(Spatial layout data)
⁂
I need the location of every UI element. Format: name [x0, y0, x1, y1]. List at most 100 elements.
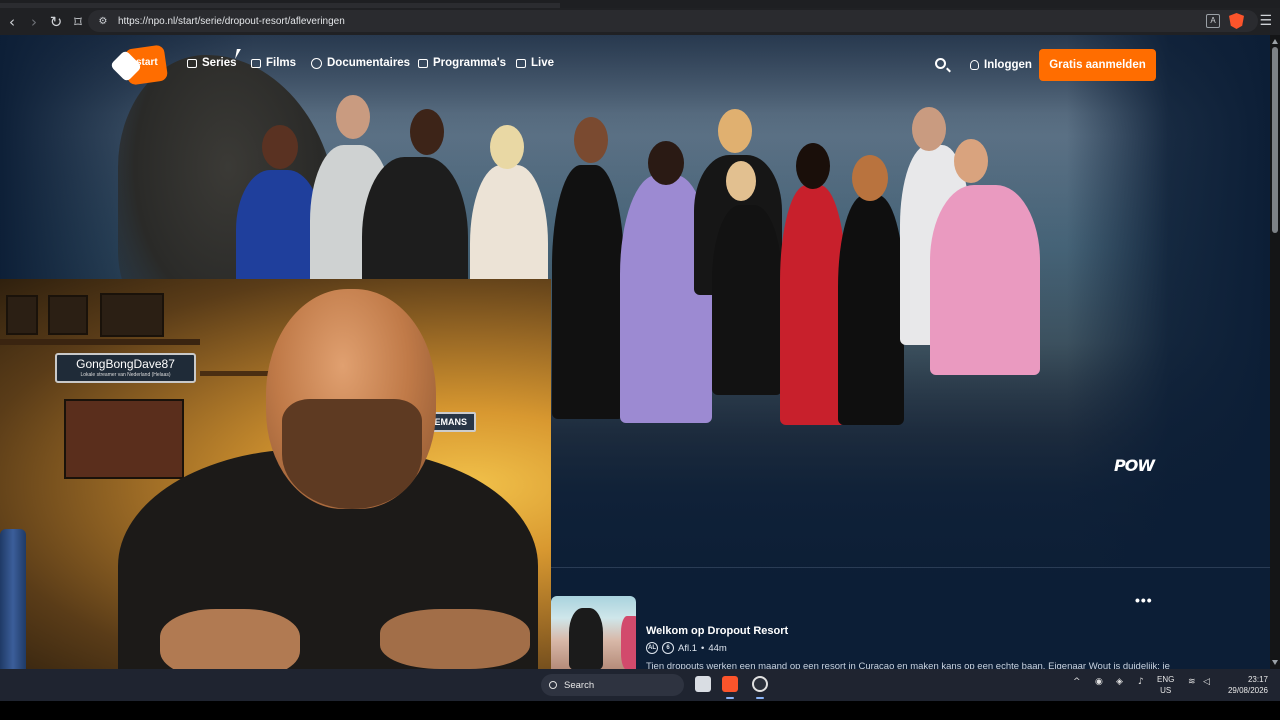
episode-title[interactable]: Welkom op Dropout Resort [646, 625, 788, 637]
user-icon [970, 60, 979, 70]
nav-live[interactable]: Live [516, 57, 554, 69]
brave-shield-icon[interactable] [1229, 13, 1244, 29]
url-text[interactable]: https://npo.nl/start/serie/dropout-resor… [118, 16, 345, 27]
cast-head [336, 95, 370, 139]
login-button[interactable]: Inloggen [970, 59, 1032, 71]
shield-icon[interactable]: ◈ [1116, 677, 1123, 687]
system-clock[interactable]: 23:17 29/08/2026 [1222, 674, 1268, 696]
signup-button[interactable]: Gratis aanmelden [1039, 49, 1156, 81]
scroll-thumb[interactable] [1272, 47, 1278, 233]
picture-frame [6, 295, 38, 335]
mouse-cursor-icon [235, 49, 245, 59]
poster [64, 399, 184, 479]
cast-head [912, 107, 946, 151]
sign-name: GongBongDave87 [76, 357, 175, 371]
tab-strip [0, 0, 1280, 8]
scroll-up-icon[interactable] [1272, 39, 1278, 44]
page-scrollbar[interactable] [1270, 35, 1280, 669]
thumb-figure [569, 608, 603, 669]
cast-figure [930, 185, 1040, 375]
translate-icon[interactable]: A [1206, 14, 1220, 28]
clock-time: 23:17 [1247, 675, 1268, 684]
film-icon [251, 58, 261, 68]
discord-icon[interactable]: ◉ [1095, 677, 1103, 687]
clock-date: 29/08/2026 [1227, 686, 1268, 695]
nav-live-label: Live [531, 57, 555, 69]
nav-series[interactable]: Series [187, 57, 237, 69]
rating-6-icon: 6 [662, 642, 674, 654]
forward-icon[interactable]: › [24, 12, 44, 32]
site-info-icon[interactable]: ⚙ [94, 16, 112, 27]
taskbar-search[interactable]: Search [541, 674, 684, 696]
taskbar-search-label: Search [564, 679, 595, 691]
cast-figure [712, 205, 782, 395]
episode-meta: AL 6 Afl.1 • 44m [646, 642, 727, 654]
streamer-beard [282, 399, 422, 509]
cast-head [726, 161, 756, 201]
login-label: Inloggen [984, 59, 1032, 71]
address-bar[interactable]: ⚙ https://npo.nl/start/serie/dropout-res… [88, 10, 1258, 32]
meta-separator: • [701, 642, 705, 654]
nav-documentaires[interactable]: Documentaires [311, 57, 410, 69]
picture-frame [100, 293, 164, 337]
cast-head [648, 141, 684, 185]
episode-thumbnail[interactable] [551, 596, 636, 669]
browser-toolbar: ‹ › ↻ ⌑ ⚙ https://npo.nl/start/serie/dro… [0, 8, 1280, 35]
nav-documentaires-label: Documentaires [327, 57, 411, 69]
cast-head [574, 117, 608, 163]
search-icon[interactable] [935, 58, 946, 69]
live-icon [516, 58, 526, 68]
browser-menu-icon[interactable]: ☰ [1259, 13, 1272, 29]
streamer-hand [380, 609, 530, 669]
shelf [0, 339, 200, 345]
search-icon [549, 681, 557, 689]
lang-code: ENG [1157, 675, 1175, 684]
thumb-figure [621, 616, 636, 669]
scroll-down-icon[interactable] [1272, 660, 1278, 665]
screen-bottom-bar [0, 701, 1280, 720]
cast-figure [780, 185, 846, 425]
sign-subtitle: Lokale streamer van Nederland (Helaas) [80, 372, 171, 378]
wifi-icon[interactable]: ≋ [1188, 677, 1196, 687]
nav-films[interactable]: Films [251, 57, 296, 69]
back-icon[interactable]: ‹ [2, 12, 22, 32]
task-view-icon[interactable] [695, 676, 711, 692]
npo-start-logo[interactable]: start [109, 44, 169, 86]
brave-browser-icon[interactable] [722, 676, 738, 692]
active-app-indicator [756, 697, 764, 699]
tv-icon [418, 58, 428, 68]
logo-text: start [136, 57, 158, 68]
cast-figure [552, 165, 624, 419]
app-icon[interactable] [752, 676, 768, 692]
windows-taskbar: Search ^ ◉ ◈ ♪ ENG US ≋ ◁ 23:17 29/08/20… [0, 669, 1280, 701]
series-icon [187, 58, 197, 68]
cast-head [954, 139, 988, 183]
microphone-icon[interactable]: ♪ [1138, 677, 1144, 687]
streamer-name-sign: GongBongDave87 Lokale streamer van Neder… [55, 353, 196, 383]
nav-programmas[interactable]: Programma's [418, 57, 506, 69]
episode-duration: 44m [708, 642, 727, 654]
rating-al-icon: AL [646, 642, 658, 654]
nav-series-label: Series [202, 57, 237, 69]
site-header: start Series Films Documentaires Program… [0, 35, 1270, 97]
nav-programmas-label: Programma's [433, 57, 507, 69]
broadcaster-logo: POW [1114, 456, 1155, 475]
cast-head [852, 155, 888, 201]
input-language[interactable]: ENG US [1157, 674, 1174, 696]
more-options-icon[interactable]: ••• [1135, 592, 1153, 608]
cast-figure [838, 195, 904, 425]
episode-description: Tien dropouts werken een maand op een re… [646, 661, 1170, 669]
tray-overflow-icon[interactable]: ^ [1073, 677, 1081, 687]
bookmark-icon[interactable]: ⌑ [68, 12, 88, 32]
volume-icon[interactable]: ◁ [1203, 677, 1210, 687]
nav-films-label: Films [266, 57, 297, 69]
webcam-overlay: GongBongDave87 Lokale streamer van Neder… [0, 279, 551, 691]
documentary-icon [311, 57, 322, 69]
cast-head [410, 109, 444, 155]
cast-head [262, 125, 298, 169]
episode-number: Afl.1 [678, 642, 698, 654]
cast-head [490, 125, 524, 169]
active-app-indicator [726, 697, 734, 699]
reload-icon[interactable]: ↻ [46, 12, 66, 32]
lang-region: US [1160, 686, 1172, 695]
⁂
Objective: Pick out each line of the items above that contains the string "shield" and copy it in full. Only matches with the same capitalization count.

Correct answer:
brave-shield-icon[interactable] [1229, 13, 1244, 29]
shield-icon[interactable]: ◈ [1116, 677, 1123, 687]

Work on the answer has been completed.